Page extract:

>>

Vladislav Rozentuller

In his introductory lecture Steiner establishes a direction for the entire course, and sets out the central question to be considered.

To begin with, he emphasizes forcefully that Waldorf education has a new task -- a task that did not exist earlier, having only been constellated in our own era. Or course, our present culture, with its advances in so many fields of knowledge, art, and technical skill, deserves our humble respect. But we need to realize that all true development requires something more than an accumulation of knowledge and skills. Neither old nor new knowledge -- however valuable it may be in its own terms -- can provide an adequate foundation for the future. The future worthy of our hopes is always borne upon new capacities that we must realize within ourselves -- capacities through which fresh knowledge, insight, and skills can then come.

The main task of Waldorf education today -- and therefore the main responsibility for parents and teachers (first of all in their own lives) -- is to develop the particular capacities demanded by the spirit of our time, so that all culture and all knowledge can be renewed. Such inner change is a profoundly serious matter; it's the kind of necessity John the Baptist was pointing to when he proclaimed, "Repent ye, for the kingdom of heaven is at hand." The meaning of the Greek word for "repent" is "think differently" or "have another mind." There is no other way for the new to take hold of our lives and society. When, on the contrary, we try to receive new knowledge with old capacities, the incompatibility between knowledge and capacity yields an inevitably unhappy result. It's a result pictured in the parable about pouring new wine into old wineskins, whereupon the wineskins burst and the wine is spilled. (Steiner himself remarked about one of his books that we would do better not to read it at all than to read it intellectually, like a cookbook.)

A second thought concerning this new educational task has to do with form. A form for significant work can never be given once and for all at the beginning. It must gradually be found and entered into in a flexible and living way, and by this means it retains its potential for development. Finding a proper correspondence between content and form is an artistic task, for the artist is always struggling to bring a soul or spiritual content "down" into concrete form. Perhaps we can compare a new beginning with a small spring. If we try to contain it within an immediate, finished form, preventing it from shaping its own channels as it moves along, we will have only a swamp. But if we allow it to meander or run swift and deep as the situation requires, it can become in the end a powerful river. Such a river can assume many different forms. It can be a river in the plain, or a mountain river, or a forest river, and so on. It's character depends on the whole configuration.

In the same way, a new social venture depends on the soul, physical, and spiritual landscape. It is important in what country, in what culture, town or village, the venture develops. Not only this, but we also have to reckon with the changes brought by time. A worthy enterprise can be realized within these contexts only so far as we allow the contexts to shape it to their own developing requirements.

The counterbalancing principle is to avoid being "captured" by one's context and therefore being cut off from one's source. Every stream and every social venture needs to retain a connection with its original spring -- with its guiding idea. Otherwise, the undertaking becomes a merely eclectic conglomeration, disconnected from the inspiration giving rise to it.

<<

Problems to solve:
1 – List the different forms of river that the text on Waldorf education names.
2 – According to the text on Waldorf education, what is the meaning of the Greek word for "repent"?

Items:

>>

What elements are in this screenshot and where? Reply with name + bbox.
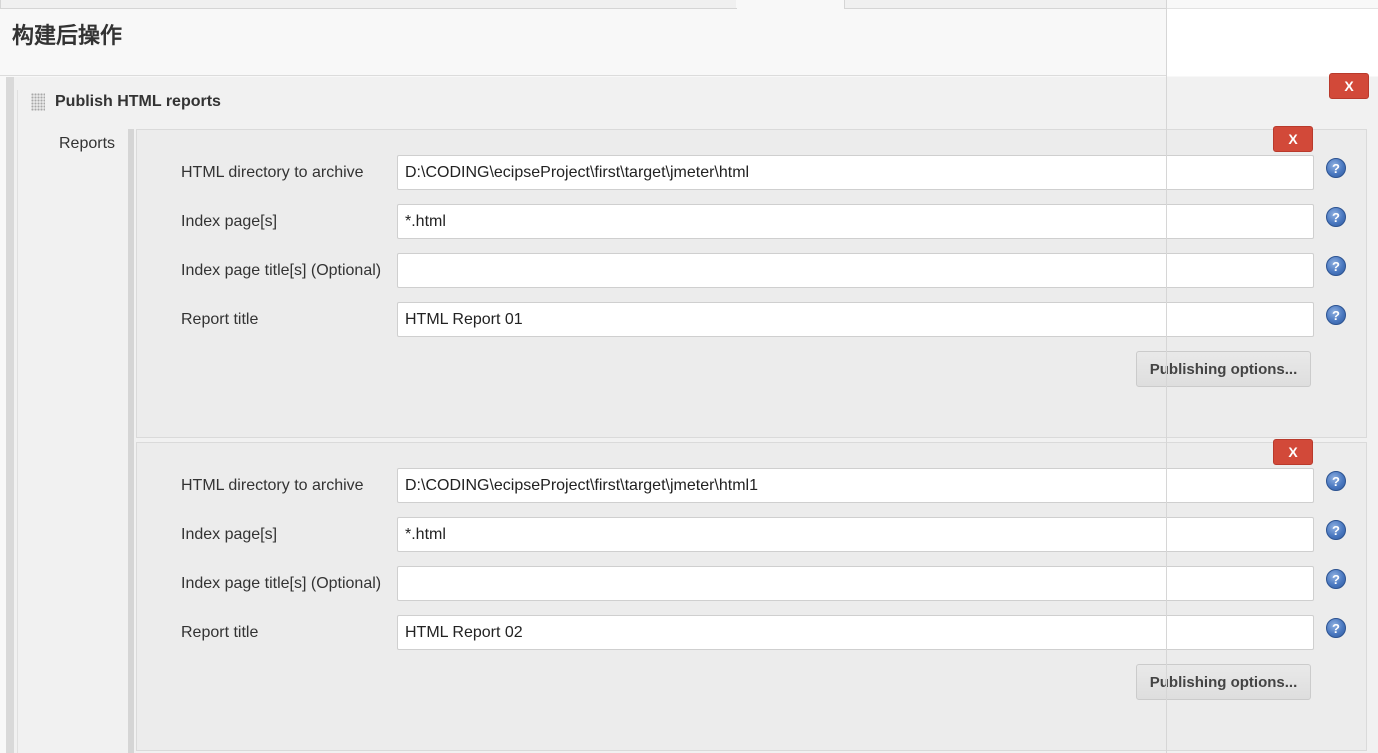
index-title-label: Index page title[s] (Optional) — [181, 262, 382, 279]
help-icon[interactable]: ? — [1326, 618, 1346, 638]
publisher-title: Publish HTML reports — [55, 93, 221, 110]
dir-input-2[interactable] — [397, 468, 1314, 503]
report-title-input-2[interactable] — [397, 615, 1314, 650]
help-icon[interactable]: ? — [1326, 256, 1346, 276]
report-title-label: Report title — [181, 311, 259, 328]
tab-active[interactable] — [736, 0, 843, 8]
dir-label: HTML directory to archive — [181, 477, 364, 494]
help-icon[interactable]: ? — [1326, 158, 1346, 178]
panel-divider — [1166, 0, 1167, 753]
publishing-options-button-2[interactable]: Publishing options... — [1136, 664, 1311, 700]
publisher-inner-border — [17, 90, 18, 753]
section-divider — [0, 75, 1166, 76]
help-icon[interactable]: ? — [1326, 471, 1346, 491]
index-input-1[interactable] — [397, 204, 1314, 239]
dir-label: HTML directory to archive — [181, 164, 364, 181]
publishing-options-button-1[interactable]: Publishing options... — [1136, 351, 1311, 387]
index-title-input-2[interactable] — [397, 566, 1314, 601]
reports-label: Reports — [59, 135, 116, 152]
section-title: 构建后操作 — [12, 24, 123, 49]
help-icon[interactable]: ? — [1326, 569, 1346, 589]
delete-report-1-button[interactable]: X — [1273, 126, 1313, 152]
index-input-2[interactable] — [397, 517, 1314, 552]
report-title-input-1[interactable] — [397, 302, 1314, 337]
index-label: Index page[s] — [181, 526, 278, 543]
drag-handle-icon[interactable] — [31, 93, 45, 111]
tab-right[interactable] — [844, 0, 1168, 9]
dir-input-1[interactable] — [397, 155, 1314, 190]
right-panel-header — [1167, 8, 1378, 76]
tab-bar — [0, 0, 1168, 9]
repeatable-bar — [128, 129, 134, 753]
help-icon[interactable]: ? — [1326, 305, 1346, 325]
help-icon[interactable]: ? — [1326, 207, 1346, 227]
index-label: Index page[s] — [181, 213, 278, 230]
index-title-input-1[interactable] — [397, 253, 1314, 288]
index-title-label: Index page title[s] (Optional) — [181, 575, 382, 592]
delete-publisher-button[interactable]: X — [1329, 73, 1369, 99]
help-icon[interactable]: ? — [1326, 520, 1346, 540]
tab-left[interactable] — [0, 0, 737, 9]
report-title-label: Report title — [181, 624, 259, 641]
delete-report-2-button[interactable]: X — [1273, 439, 1313, 465]
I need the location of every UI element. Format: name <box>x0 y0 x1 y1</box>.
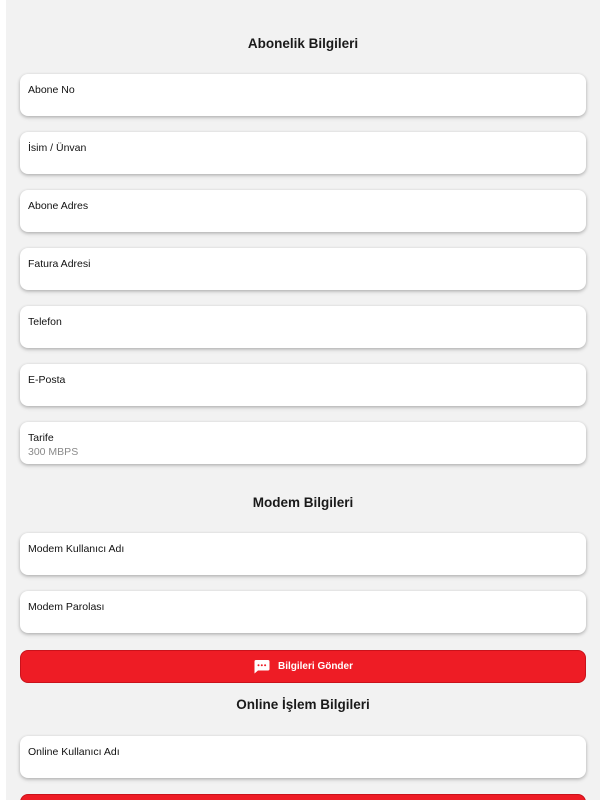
modem-password-field[interactable]: Modem Parolası <box>20 591 586 633</box>
next-action-button[interactable] <box>20 794 586 800</box>
subscription-section-title: Abonelik Bilgileri <box>247 36 359 51</box>
chat-icon <box>254 660 270 674</box>
field-label: E-Posta <box>28 374 66 386</box>
field-label: Online Kullanıcı Adı <box>28 746 120 758</box>
subscriber-address-field[interactable]: Abone Adres <box>20 190 586 232</box>
modem-section-title: Modem Bilgileri <box>252 495 354 510</box>
page-content: Abonelik Bilgileri Abone No İsim / Ünvan… <box>6 0 600 800</box>
modem-username-field[interactable]: Modem Kullanıcı Adı <box>20 533 586 575</box>
field-label: İsim / Ünvan <box>28 142 87 154</box>
submit-info-button[interactable]: Bilgileri Gönder <box>20 650 586 683</box>
field-label: Abone No <box>28 84 75 96</box>
subscriber-number-field[interactable]: Abone No <box>20 74 586 116</box>
field-label: Telefon <box>28 316 62 328</box>
billing-address-field[interactable]: Fatura Adresi <box>20 248 586 290</box>
online-username-field[interactable]: Online Kullanıcı Adı <box>20 736 586 778</box>
email-field[interactable]: E-Posta <box>20 364 586 406</box>
name-title-field[interactable]: İsim / Ünvan <box>20 132 586 174</box>
tariff-field[interactable]: Tarife 300 MBPS <box>20 422 586 464</box>
online-section-title: Online İşlem Bilgileri <box>236 697 370 712</box>
field-label: Modem Kullanıcı Adı <box>28 543 125 555</box>
field-label: Tarife <box>28 432 54 444</box>
field-label: Abone Adres <box>28 200 89 212</box>
phone-field[interactable]: Telefon <box>20 306 586 348</box>
field-label: Fatura Adresi <box>28 258 91 270</box>
submit-button-label: Bilgileri Gönder <box>277 661 353 672</box>
field-label: Modem Parolası <box>28 601 105 613</box>
tariff-value: 300 MBPS <box>28 446 79 458</box>
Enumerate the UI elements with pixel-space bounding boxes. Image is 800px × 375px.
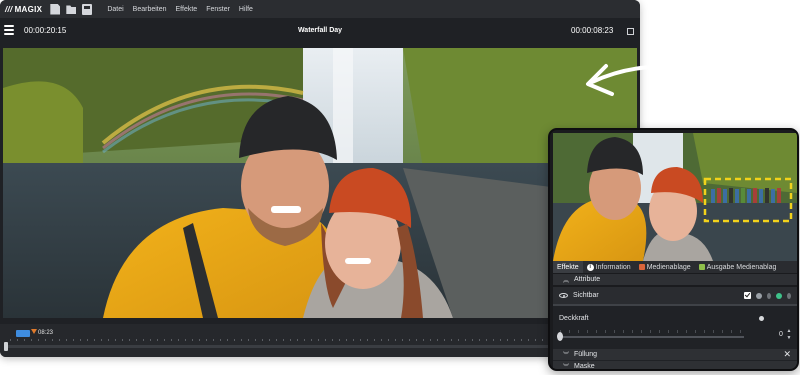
visible-row[interactable]: Sichtbar [553, 287, 797, 304]
mask-label: Maske [574, 363, 595, 370]
eye-icon [559, 293, 568, 298]
panel-preview[interactable] [553, 133, 797, 261]
menu-fenster[interactable]: Fenster [206, 6, 230, 13]
mask-section-header[interactable]: ︾ Maske [553, 361, 797, 371]
expand-chevron-icon: ︾ [563, 365, 570, 371]
timeline-marker[interactable] [16, 330, 30, 337]
stage: /// MAGIX Datei Bearbeiten Effekte Fenst… [0, 0, 800, 375]
attributes-section-header[interactable]: ︽ Attribute [553, 274, 797, 285]
output-media-icon [698, 264, 705, 270]
stepper-down-icon[interactable]: ▼ [787, 336, 792, 341]
tab-ausgabe-medienablage[interactable]: Ausgabe Medienablag [695, 261, 781, 273]
visible-checkbox[interactable] [744, 292, 751, 299]
visible-controls [744, 292, 791, 299]
app-logo: /// MAGIX [5, 5, 42, 14]
opacity-slider-thumb[interactable] [557, 332, 563, 341]
main-window: /// MAGIX Datei Bearbeiten Effekte Fenst… [0, 0, 640, 357]
playhead-handle[interactable] [4, 342, 8, 351]
divider [553, 304, 797, 306]
tab-effekte-label: Effekte [557, 263, 579, 271]
effects-panel-window: Effekte i Information Medienablage Ausga… [548, 128, 799, 371]
panel-tabs: Effekte i Information Medienablage Ausga… [553, 261, 797, 273]
media-pool-icon [638, 264, 645, 270]
magix-logo-icon: /// [5, 4, 13, 14]
opacity-stepper[interactable]: ▲ ▼ [786, 329, 792, 341]
opacity-slider[interactable] [560, 336, 744, 338]
menu-hilfe[interactable]: Hilfe [239, 6, 253, 13]
save-icon[interactable] [82, 3, 93, 15]
project-title: Waterfall Day [297, 27, 343, 34]
duration-time: 00:00:08:23 [571, 26, 614, 35]
attributes-label: Attribute [574, 276, 601, 283]
fill-label: Füllung [574, 351, 597, 358]
opacity-label: Deckkraft [559, 315, 589, 322]
visible-label: Sichtbar [573, 292, 599, 299]
brand-label: MAGIX [14, 4, 43, 14]
keyframe-prev-icon[interactable] [767, 292, 771, 299]
preview-image [3, 48, 637, 318]
timeline[interactable]: 08:23 [0, 324, 640, 357]
collapse-chevron-icon: ︽ [563, 278, 570, 284]
tab-information-label: Information [595, 263, 631, 271]
tab-medienablage[interactable]: Medienablage [635, 261, 695, 273]
menu-bar: /// MAGIX Datei Bearbeiten Effekte Fenst… [0, 0, 640, 18]
menu-bearbeiten[interactable]: Bearbeiten [133, 6, 167, 13]
tab-effekte[interactable]: Effekte [553, 261, 583, 273]
reset-icon[interactable] [756, 292, 762, 299]
keyframe-next-icon[interactable] [787, 292, 791, 299]
info-icon: i [586, 263, 594, 271]
menu-datei[interactable]: Datei [107, 6, 123, 13]
player-header: 00:00:20:15 Waterfall Day 00:00:08:23 [0, 18, 640, 44]
opacity-slider-scale [560, 330, 744, 333]
close-icon[interactable]: ✕ [783, 349, 791, 360]
tab-medienablage-label: Medienablage [646, 263, 691, 271]
timeline-marker-time: 08:23 [38, 330, 54, 336]
open-folder-icon[interactable] [66, 5, 77, 14]
fill-section-header[interactable]: ︾ Füllung ✕ [553, 349, 797, 360]
keyframe-icon[interactable] [776, 292, 782, 299]
opacity-value[interactable]: 0 [779, 331, 783, 338]
tab-information[interactable]: i Information [583, 261, 635, 273]
new-file-icon[interactable] [50, 3, 61, 15]
tab-ausgabe-label: Ausgabe Medienablag [706, 263, 777, 271]
opacity-keyframe-icon[interactable] [759, 316, 764, 321]
video-preview[interactable] [3, 48, 637, 318]
fullscreen-icon[interactable] [627, 28, 634, 35]
timeline-ruler [10, 339, 630, 341]
menu-effekte[interactable]: Effekte [176, 6, 198, 13]
marker-flag-icon [31, 329, 37, 334]
expand-chevron-icon: ︾ [563, 353, 570, 359]
stepper-up-icon[interactable]: ▲ [787, 329, 792, 334]
timeline-scrollbar[interactable] [6, 345, 636, 348]
panel-preview-image [553, 133, 797, 261]
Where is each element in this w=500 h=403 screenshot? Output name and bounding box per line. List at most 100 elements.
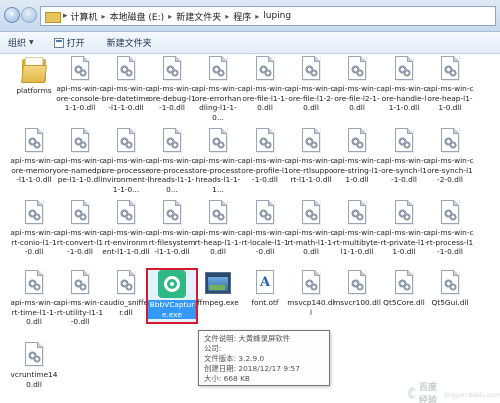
file-item[interactable]: api-ms-win-core-memory-l1-1-0.dll	[10, 128, 58, 185]
file-name: Qt5Core.dll	[383, 298, 425, 307]
file-name: font.otf	[251, 298, 279, 307]
file-name: vcruntime140.dll	[10, 370, 58, 389]
file-item[interactable]: audio_sniffer.dll	[104, 270, 148, 317]
file-item[interactable]: api-ms-win-core-errorhandling-l1-1-0...	[194, 56, 242, 122]
breadcrumb[interactable]: ▸ 计算机 ▸ 本地磁盘 (E:) ▸ 新建文件夹 ▸ 程序 ▸ luping	[40, 6, 496, 26]
chevron-right-icon[interactable]: ▸	[63, 11, 68, 21]
file-name: api-ms-win-core-file-l2-1-0.dll	[333, 84, 381, 113]
file-item[interactable]: api-ms-win-crt-environment-l1-1-0.dll	[102, 200, 150, 257]
dll-file-icon	[23, 128, 45, 154]
file-item[interactable]: api-ms-win-core-file-l1-1-0.dll	[241, 56, 289, 113]
file-item[interactable]: api-ms-win-crt-time-l1-1-0.dll	[10, 270, 58, 327]
dll-file-icon	[69, 200, 91, 226]
file-item[interactable]: vcruntime140.dll	[10, 342, 58, 389]
file-item[interactable]: api-ms-win-core-heap-l1-1-0.dll	[426, 56, 474, 113]
file-item[interactable]: api-ms-win-core-profile-l1-1-0.dll	[241, 128, 289, 185]
dll-file-icon	[393, 56, 415, 82]
file-name: api-ms-win-crt-private-l1-1-0.dll	[380, 228, 428, 257]
file-name: api-ms-win-crt-utility-l1-1-0.dll	[56, 298, 104, 327]
file-name: msvcr100.dll	[333, 298, 381, 307]
open-button[interactable]: 打开	[46, 32, 93, 54]
file-item[interactable]: Qt5Gui.dll	[428, 270, 472, 308]
breadcrumb-item-drive-e[interactable]: 本地磁盘 (E:) ▸	[110, 10, 177, 23]
app-logo-icon	[158, 270, 186, 298]
file-item[interactable]: api-ms-win-core-file-l1-2-0.dll	[287, 56, 335, 113]
file-item[interactable]: api-ms-win-core-handle-l1-1-0.dll	[380, 56, 428, 113]
file-name: api-ms-win-crt-process-l1-1-0.dll	[426, 228, 474, 257]
file-item[interactable]: api-ms-win-core-synch-l1-2-0.dll	[426, 128, 474, 185]
file-item[interactable]: api-ms-win-crt-convert-l1-1-0.dll	[56, 200, 104, 257]
dll-file-icon	[207, 128, 229, 154]
organize-button[interactable]: 组织 ▼	[0, 32, 42, 54]
file-item[interactable]: api-ms-win-crt-locale-l1-1-0.dll	[241, 200, 289, 257]
file-item[interactable]: api-ms-win-core-file-l2-1-0.dll	[333, 56, 381, 113]
file-item[interactable]: api-ms-win-core-processthreads-l1-1-1...	[194, 128, 242, 194]
dll-file-icon	[254, 128, 276, 154]
file-item[interactable]: BbbVCapture.exe	[148, 270, 196, 320]
dll-file-icon	[23, 200, 45, 226]
file-name: msvcp140.dll	[287, 298, 335, 317]
file-name: Qt5Gui.dll	[431, 298, 469, 307]
dll-file-icon	[439, 200, 461, 226]
file-name: api-ms-win-crt-convert-l1-1-0.dll	[56, 228, 104, 257]
breadcrumb-item-programs[interactable]: 程序 ▸	[233, 10, 263, 23]
dll-file-icon	[346, 128, 368, 154]
breadcrumb-item-new-folder[interactable]: 新建文件夹 ▸	[176, 10, 233, 23]
dll-file-icon	[300, 270, 322, 296]
paw-logo-icon	[408, 387, 417, 399]
dll-file-icon	[393, 200, 415, 226]
file-item[interactable]: api-ms-win-crt-multibyte-l1-1-0.dll	[333, 200, 381, 257]
dll-file-icon	[207, 200, 229, 226]
folder-icon	[19, 56, 49, 84]
new-folder-button[interactable]: 新建文件夹	[99, 32, 160, 54]
file-item[interactable]: api-ms-win-core-console-l1-1-0.dll	[56, 56, 104, 113]
dll-file-icon	[161, 128, 183, 154]
file-item[interactable]: msvcp140.dll	[287, 270, 335, 317]
file-name: api-ms-win-core-synch-l1-2-0.dll	[426, 156, 474, 185]
tooltip-version: 文件版本: 3.2.9.0	[204, 354, 265, 363]
file-item[interactable]: api-ms-win-core-processenvironment-l1-1-…	[102, 128, 150, 194]
file-item[interactable]: api-ms-win-core-string-l1-1-0.dll	[333, 128, 381, 185]
file-item[interactable]: api-ms-win-crt-filesystem-l1-1-0.dll	[148, 200, 196, 257]
file-item[interactable]: api-ms-win-core-processthreads-l1-1-0...	[148, 128, 196, 194]
file-item[interactable]: api-ms-win-crt-utility-l1-1-0.dll	[56, 270, 104, 327]
file-name: api-ms-win-crt-math-l1-1-0.dll	[287, 228, 335, 257]
forward-arrow-icon[interactable]: ›	[21, 7, 37, 23]
file-name: api-ms-win-core-namedpipe-l1-1-0.dll	[56, 156, 104, 185]
file-name: api-ms-win-crt-multibyte-l1-1-0.dll	[333, 228, 381, 257]
font-file-icon: A	[253, 270, 277, 296]
ffmpeg-app-icon	[203, 270, 233, 296]
file-item[interactable]: api-ms-win-crt-private-l1-1-0.dll	[380, 200, 428, 257]
file-name: BbbVCapture.exe	[148, 300, 196, 320]
dll-file-icon	[393, 128, 415, 154]
file-name: api-ms-win-core-processenvironment-l1-1-…	[102, 156, 150, 194]
file-item[interactable]: api-ms-win-crt-math-l1-1-0.dll	[287, 200, 335, 257]
file-name: api-ms-win-core-string-l1-1-0.dll	[333, 156, 381, 185]
file-item[interactable]: Afont.otf	[243, 270, 287, 308]
dll-file-icon	[254, 56, 276, 82]
file-item[interactable]: api-ms-win-core-datetime-l1-1-0.dll	[102, 56, 150, 113]
file-item[interactable]: api-ms-win-core-rtlsupport-l1-1-0.dll	[287, 128, 335, 185]
file-item[interactable]: api-ms-win-core-namedpipe-l1-1-0.dll	[56, 128, 104, 185]
file-item[interactable]: api-ms-win-crt-process-l1-1-0.dll	[426, 200, 474, 257]
file-name: api-ms-win-core-errorhandling-l1-1-0...	[194, 84, 242, 122]
open-icon	[53, 37, 64, 48]
file-item[interactable]: api-ms-win-crt-heap-l1-1-0.dll	[194, 200, 242, 257]
tooltip-created: 创建日期: 2018/12/17 9:57	[204, 364, 300, 373]
breadcrumb-item-computer[interactable]: 计算机 ▸	[71, 10, 110, 23]
dll-file-icon	[254, 200, 276, 226]
file-item[interactable]: api-ms-win-core-synch-l1-1-0.dll	[380, 128, 428, 185]
file-name: api-ms-win-crt-heap-l1-1-0.dll	[194, 228, 242, 257]
file-item[interactable]: ffmpeg.exe	[196, 270, 240, 308]
file-item[interactable]: api-ms-win-crt-conio-l1-1-0.dll	[10, 200, 58, 257]
file-item[interactable]: api-ms-win-core-debug-l1-1-0.dll	[148, 56, 196, 113]
dll-file-icon	[115, 270, 137, 296]
folder-item[interactable]: platforms	[12, 56, 56, 96]
file-item[interactable]: Qt5Core.dll	[382, 270, 426, 308]
breadcrumb-item-luping[interactable]: luping	[263, 11, 291, 21]
back-arrow-icon[interactable]: ‹	[4, 7, 20, 23]
file-name: api-ms-win-core-processthreads-l1-1-0...	[148, 156, 196, 194]
dll-file-icon	[439, 56, 461, 82]
dll-file-icon	[207, 56, 229, 82]
file-item[interactable]: msvcr100.dll	[333, 270, 381, 308]
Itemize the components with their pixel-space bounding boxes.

<<

Correct answers:
1 – A river in the plain, a mountain river, a forest river

2 – It means "think differently" or "have another mind."